* **WHAT YOU NEED TO DO**
Reproduce all entries precisely as they are written.

(Figure contents as structured data)
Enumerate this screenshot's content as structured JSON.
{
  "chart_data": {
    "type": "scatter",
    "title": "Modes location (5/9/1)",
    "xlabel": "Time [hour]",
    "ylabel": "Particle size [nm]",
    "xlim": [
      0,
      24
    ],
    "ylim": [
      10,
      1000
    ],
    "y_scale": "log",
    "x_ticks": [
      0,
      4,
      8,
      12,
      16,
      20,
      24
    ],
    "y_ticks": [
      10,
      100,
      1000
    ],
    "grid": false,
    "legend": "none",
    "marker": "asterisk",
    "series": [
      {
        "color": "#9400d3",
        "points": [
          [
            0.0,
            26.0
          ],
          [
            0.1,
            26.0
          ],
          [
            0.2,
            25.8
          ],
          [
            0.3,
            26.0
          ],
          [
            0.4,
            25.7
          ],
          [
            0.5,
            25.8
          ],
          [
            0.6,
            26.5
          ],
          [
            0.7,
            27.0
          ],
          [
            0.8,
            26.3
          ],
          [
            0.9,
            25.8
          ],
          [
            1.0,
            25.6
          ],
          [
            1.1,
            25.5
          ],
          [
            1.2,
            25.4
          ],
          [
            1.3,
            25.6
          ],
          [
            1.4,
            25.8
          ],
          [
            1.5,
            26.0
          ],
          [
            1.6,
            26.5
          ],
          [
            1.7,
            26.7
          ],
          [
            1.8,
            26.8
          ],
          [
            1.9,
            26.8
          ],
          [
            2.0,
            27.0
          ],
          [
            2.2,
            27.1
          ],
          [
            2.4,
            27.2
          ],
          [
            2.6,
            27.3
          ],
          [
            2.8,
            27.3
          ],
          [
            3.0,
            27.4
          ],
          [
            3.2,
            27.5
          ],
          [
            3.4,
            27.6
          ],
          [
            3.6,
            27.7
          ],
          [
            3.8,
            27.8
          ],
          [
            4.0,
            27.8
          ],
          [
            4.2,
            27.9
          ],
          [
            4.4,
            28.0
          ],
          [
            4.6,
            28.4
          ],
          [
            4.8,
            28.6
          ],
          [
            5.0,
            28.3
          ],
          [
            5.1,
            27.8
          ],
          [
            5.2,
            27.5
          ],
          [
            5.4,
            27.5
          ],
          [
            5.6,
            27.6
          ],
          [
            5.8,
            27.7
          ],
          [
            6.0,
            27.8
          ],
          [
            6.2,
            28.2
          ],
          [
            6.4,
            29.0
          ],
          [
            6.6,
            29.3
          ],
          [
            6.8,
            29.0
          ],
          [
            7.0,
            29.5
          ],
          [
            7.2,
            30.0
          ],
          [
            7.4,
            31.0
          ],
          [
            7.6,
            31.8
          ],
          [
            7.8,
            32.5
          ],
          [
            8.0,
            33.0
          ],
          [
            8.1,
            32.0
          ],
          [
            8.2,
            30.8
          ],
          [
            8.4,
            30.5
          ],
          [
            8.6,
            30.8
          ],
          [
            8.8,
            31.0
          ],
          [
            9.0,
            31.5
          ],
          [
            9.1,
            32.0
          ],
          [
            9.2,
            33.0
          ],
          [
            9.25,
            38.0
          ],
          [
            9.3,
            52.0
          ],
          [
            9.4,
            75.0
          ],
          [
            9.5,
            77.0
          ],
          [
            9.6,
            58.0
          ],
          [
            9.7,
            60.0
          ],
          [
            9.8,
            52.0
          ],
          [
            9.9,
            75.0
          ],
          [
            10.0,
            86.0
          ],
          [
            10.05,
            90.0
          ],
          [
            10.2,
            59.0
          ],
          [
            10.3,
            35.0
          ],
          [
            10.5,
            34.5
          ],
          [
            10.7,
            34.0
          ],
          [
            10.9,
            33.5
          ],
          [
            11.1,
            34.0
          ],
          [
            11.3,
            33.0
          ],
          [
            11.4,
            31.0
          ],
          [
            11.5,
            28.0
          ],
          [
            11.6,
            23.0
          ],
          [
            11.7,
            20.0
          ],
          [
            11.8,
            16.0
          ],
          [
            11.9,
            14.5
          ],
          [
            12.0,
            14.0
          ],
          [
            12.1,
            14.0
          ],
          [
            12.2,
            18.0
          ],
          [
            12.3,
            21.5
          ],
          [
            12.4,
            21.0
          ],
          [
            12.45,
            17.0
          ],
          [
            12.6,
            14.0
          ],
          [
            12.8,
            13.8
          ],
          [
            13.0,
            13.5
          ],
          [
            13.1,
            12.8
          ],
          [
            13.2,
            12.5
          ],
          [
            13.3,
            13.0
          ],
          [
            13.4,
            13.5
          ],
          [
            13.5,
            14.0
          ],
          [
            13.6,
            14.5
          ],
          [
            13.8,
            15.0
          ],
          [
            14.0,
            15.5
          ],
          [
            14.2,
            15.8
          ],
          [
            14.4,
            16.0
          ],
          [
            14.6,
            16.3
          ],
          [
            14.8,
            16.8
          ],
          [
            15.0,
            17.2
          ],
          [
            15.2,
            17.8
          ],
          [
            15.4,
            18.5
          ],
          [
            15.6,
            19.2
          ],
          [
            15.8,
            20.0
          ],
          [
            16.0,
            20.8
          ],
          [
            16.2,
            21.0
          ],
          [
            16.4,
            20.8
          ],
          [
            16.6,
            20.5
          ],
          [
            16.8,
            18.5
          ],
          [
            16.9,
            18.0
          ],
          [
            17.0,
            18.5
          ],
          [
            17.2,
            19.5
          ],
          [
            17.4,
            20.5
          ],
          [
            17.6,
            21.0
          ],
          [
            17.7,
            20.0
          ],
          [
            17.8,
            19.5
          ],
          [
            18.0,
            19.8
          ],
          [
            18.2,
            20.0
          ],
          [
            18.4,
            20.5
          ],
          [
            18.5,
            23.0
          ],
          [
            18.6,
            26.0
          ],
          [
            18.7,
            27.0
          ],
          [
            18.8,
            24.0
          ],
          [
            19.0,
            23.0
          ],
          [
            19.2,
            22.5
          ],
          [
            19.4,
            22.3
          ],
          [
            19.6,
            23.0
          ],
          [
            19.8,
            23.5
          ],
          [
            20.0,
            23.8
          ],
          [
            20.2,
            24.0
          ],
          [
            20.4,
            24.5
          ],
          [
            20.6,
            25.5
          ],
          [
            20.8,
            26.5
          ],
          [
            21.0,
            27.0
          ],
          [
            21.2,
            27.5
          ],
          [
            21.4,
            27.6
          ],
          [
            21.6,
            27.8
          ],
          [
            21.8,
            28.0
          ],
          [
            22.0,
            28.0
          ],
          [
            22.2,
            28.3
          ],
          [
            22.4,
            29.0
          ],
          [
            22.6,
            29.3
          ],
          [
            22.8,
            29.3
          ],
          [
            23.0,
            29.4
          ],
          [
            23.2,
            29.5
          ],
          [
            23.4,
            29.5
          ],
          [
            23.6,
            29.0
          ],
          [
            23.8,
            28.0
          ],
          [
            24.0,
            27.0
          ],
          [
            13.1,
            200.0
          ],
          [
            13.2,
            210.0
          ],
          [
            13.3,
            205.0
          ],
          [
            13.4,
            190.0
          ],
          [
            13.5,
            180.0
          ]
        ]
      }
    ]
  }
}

* **FULL OUTPUT**
Enumerate this screenshot's content as structured JSON.
{
  "chart_data": {
    "type": "scatter",
    "title": "Modes location (5/9/1)",
    "xlabel": "Time [hour]",
    "ylabel": "Particle size [nm]",
    "xlim": [
      0,
      24
    ],
    "ylim": [
      10,
      1000
    ],
    "y_scale": "log",
    "x_ticks": [
      0,
      4,
      8,
      12,
      16,
      20,
      24
    ],
    "y_ticks": [
      10,
      100,
      1000
    ],
    "grid": false,
    "legend": "none",
    "marker": "asterisk",
    "series": [
      {
        "color": "#9400d3",
        "points": [
          [
            0.0,
            26.0
          ],
          [
            0.1,
            26.0
          ],
          [
            0.2,
            25.8
          ],
          [
            0.3,
            26.0
          ],
          [
            0.4,
            25.7
          ],
          [
            0.5,
            25.8
          ],
          [
            0.6,
            26.5
          ],
          [
            0.7,
            27.0
          ],
          [
            0.8,
            26.3
          ],
          [
            0.9,
            25.8
          ],
          [
            1.0,
            25.6
          ],
          [
            1.1,
            25.5
          ],
          [
            1.2,
            25.4
          ],
          [
            1.3,
            25.6
          ],
          [
            1.4,
            25.8
          ],
          [
            1.5,
            26.0
          ],
          [
            1.6,
            26.5
          ],
          [
            1.7,
            26.7
          ],
          [
            1.8,
            26.8
          ],
          [
            1.9,
            26.8
          ],
          [
            2.0,
            27.0
          ],
          [
            2.2,
            27.1
          ],
          [
            2.4,
            27.2
          ],
          [
            2.6,
            27.3
          ],
          [
            2.8,
            27.3
          ],
          [
            3.0,
            27.4
          ],
          [
            3.2,
            27.5
          ],
          [
            3.4,
            27.6
          ],
          [
            3.6,
            27.7
          ],
          [
            3.8,
            27.8
          ],
          [
            4.0,
            27.8
          ],
          [
            4.2,
            27.9
          ],
          [
            4.4,
            28.0
          ],
          [
            4.6,
            28.4
          ],
          [
            4.8,
            28.6
          ],
          [
            5.0,
            28.3
          ],
          [
            5.1,
            27.8
          ],
          [
            5.2,
            27.5
          ],
          [
            5.4,
            27.5
          ],
          [
            5.6,
            27.6
          ],
          [
            5.8,
            27.7
          ],
          [
            6.0,
            27.8
          ],
          [
            6.2,
            28.2
          ],
          [
            6.4,
            29.0
          ],
          [
            6.6,
            29.3
          ],
          [
            6.8,
            29.0
          ],
          [
            7.0,
            29.5
          ],
          [
            7.2,
            30.0
          ],
          [
            7.4,
            31.0
          ],
          [
            7.6,
            31.8
          ],
          [
            7.8,
            32.5
          ],
          [
            8.0,
            33.0
          ],
          [
            8.1,
            32.0
          ],
          [
            8.2,
            30.8
          ],
          [
            8.4,
            30.5
          ],
          [
            8.6,
            30.8
          ],
          [
            8.8,
            31.0
          ],
          [
            9.0,
            31.5
          ],
          [
            9.1,
            32.0
          ],
          [
            9.2,
            33.0
          ],
          [
            9.25,
            38.0
          ],
          [
            9.3,
            52.0
          ],
          [
            9.4,
            75.0
          ],
          [
            9.5,
            77.0
          ],
          [
            9.6,
            58.0
          ],
          [
            9.7,
            60.0
          ],
          [
            9.8,
            52.0
          ],
          [
            9.9,
            75.0
          ],
          [
            10.0,
            86.0
          ],
          [
            10.05,
            90.0
          ],
          [
            10.2,
            59.0
          ],
          [
            10.3,
            35.0
          ],
          [
            10.5,
            34.5
          ],
          [
            10.7,
            34.0
          ],
          [
            10.9,
            33.5
          ],
          [
            11.1,
            34.0
          ],
          [
            11.3,
            33.0
          ],
          [
            11.4,
            31.0
          ],
          [
            11.5,
            28.0
          ],
          [
            11.6,
            23.0
          ],
          [
            11.7,
            20.0
          ],
          [
            11.8,
            16.0
          ],
          [
            11.9,
            14.5
          ],
          [
            12.0,
            14.0
          ],
          [
            12.1,
            14.0
          ],
          [
            12.2,
            18.0
          ],
          [
            12.3,
            21.5
          ],
          [
            12.4,
            21.0
          ],
          [
            12.45,
            17.0
          ],
          [
            12.6,
            14.0
          ],
          [
            12.8,
            13.8
          ],
          [
            13.0,
            13.5
          ],
          [
            13.1,
            12.8
          ],
          [
            13.2,
            12.5
          ],
          [
            13.3,
            13.0
          ],
          [
            13.4,
            13.5
          ],
          [
            13.5,
            14.0
          ],
          [
            13.6,
            14.5
          ],
          [
            13.8,
            15.0
          ],
          [
            14.0,
            15.5
          ],
          [
            14.2,
            15.8
          ],
          [
            14.4,
            16.0
          ],
          [
            14.6,
            16.3
          ],
          [
            14.8,
            16.8
          ],
          [
            15.0,
            17.2
          ],
          [
            15.2,
            17.8
          ],
          [
            15.4,
            18.5
          ],
          [
            15.6,
            19.2
          ],
          [
            15.8,
            20.0
          ],
          [
            16.0,
            20.8
          ],
          [
            16.2,
            21.0
          ],
          [
            16.4,
            20.8
          ],
          [
            16.6,
            20.5
          ],
          [
            16.8,
            18.5
          ],
          [
            16.9,
            18.0
          ],
          [
            17.0,
            18.5
          ],
          [
            17.2,
            19.5
          ],
          [
            17.4,
            20.5
          ],
          [
            17.6,
            21.0
          ],
          [
            17.7,
            20.0
          ],
          [
            17.8,
            19.5
          ],
          [
            18.0,
            19.8
          ],
          [
            18.2,
            20.0
          ],
          [
            18.4,
            20.5
          ],
          [
            18.5,
            23.0
          ],
          [
            18.6,
            26.0
          ],
          [
            18.7,
            27.0
          ],
          [
            18.8,
            24.0
          ],
          [
            19.0,
            23.0
          ],
          [
            19.2,
            22.5
          ],
          [
            19.4,
            22.3
          ],
          [
            19.6,
            23.0
          ],
          [
            19.8,
            23.5
          ],
          [
            20.0,
            23.8
          ],
          [
            20.2,
            24.0
          ],
          [
            20.4,
            24.5
          ],
          [
            20.6,
            25.5
          ],
          [
            20.8,
            26.5
          ],
          [
            21.0,
            27.0
          ],
          [
            21.2,
            27.5
          ],
          [
            21.4,
            27.6
          ],
          [
            21.6,
            27.8
          ],
          [
            21.8,
            28.0
          ],
          [
            22.0,
            28.0
          ],
          [
            22.2,
            28.3
          ],
          [
            22.4,
            29.0
          ],
          [
            22.6,
            29.3
          ],
          [
            22.8,
            29.3
          ],
          [
            23.0,
            29.4
          ],
          [
            23.2,
            29.5
          ],
          [
            23.4,
            29.5
          ],
          [
            23.6,
            29.0
          ],
          [
            23.8,
            28.0
          ],
          [
            24.0,
            27.0
          ],
          [
            13.1,
            200.0
          ],
          [
            13.2,
            210.0
          ],
          [
            13.3,
            205.0
          ],
          [
            13.4,
            190.0
          ],
          [
            13.5,
            180.0
          ]
        ]
      }
    ]
  }
}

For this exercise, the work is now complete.